What the task asks
Print out each record below, unaltered and complete, without its images.

Available records

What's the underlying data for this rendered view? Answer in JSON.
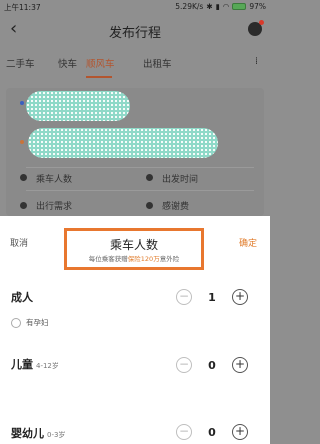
{
  "status_bar": {
    "time": "上午11:37",
    "network": "5.29K/s",
    "battery_percent": "97%"
  },
  "header": {
    "title": "发布行程"
  },
  "tabs": [
    {
      "label": "二手车",
      "active": false
    },
    {
      "label": "快车",
      "active": false
    },
    {
      "label": "顺风车",
      "active": true
    },
    {
      "label": "出租车",
      "active": false
    }
  ],
  "form": {
    "passenger_label": "乘车人数",
    "depart_time_label": "出发时间",
    "trip_option_label": "出行需求",
    "thanks_fee_label": "感谢费"
  },
  "sheet": {
    "cancel": "取消",
    "confirm": "确定",
    "title": "乘车人数",
    "subtitle_pre": "每位乘客获赠",
    "subtitle_highlight": "保险120万",
    "subtitle_post": "意外险",
    "options": [
      {
        "name": "成人",
        "sub": "",
        "count": "1"
      },
      {
        "name": "儿童",
        "sub": "4-12岁",
        "count": "0"
      },
      {
        "name": "婴幼儿",
        "sub": "0-3岁",
        "count": "0"
      }
    ],
    "pregnant_label": "有孕妇"
  },
  "colors": {
    "accent": "#e07b2a",
    "highlight_box": "#e8772f"
  }
}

Task output
What's the underlying data for this rendered view? Answer in JSON.
{
  "status_bar": {
    "time": "上午11:37",
    "network": "5.29K/s",
    "battery_percent": "97%"
  },
  "header": {
    "title": "发布行程"
  },
  "tabs": [
    {
      "label": "二手车",
      "active": false
    },
    {
      "label": "快车",
      "active": false
    },
    {
      "label": "顺风车",
      "active": true
    },
    {
      "label": "出租车",
      "active": false
    }
  ],
  "form": {
    "passenger_label": "乘车人数",
    "depart_time_label": "出发时间",
    "trip_option_label": "出行需求",
    "thanks_fee_label": "感谢费"
  },
  "sheet": {
    "cancel": "取消",
    "confirm": "确定",
    "title": "乘车人数",
    "subtitle_pre": "每位乘客获赠",
    "subtitle_highlight": "保险120万",
    "subtitle_post": "意外险",
    "options": [
      {
        "name": "成人",
        "sub": "",
        "count": "1"
      },
      {
        "name": "儿童",
        "sub": "4-12岁",
        "count": "0"
      },
      {
        "name": "婴幼儿",
        "sub": "0-3岁",
        "count": "0"
      }
    ],
    "pregnant_label": "有孕妇"
  },
  "colors": {
    "accent": "#e07b2a",
    "highlight_box": "#e8772f"
  }
}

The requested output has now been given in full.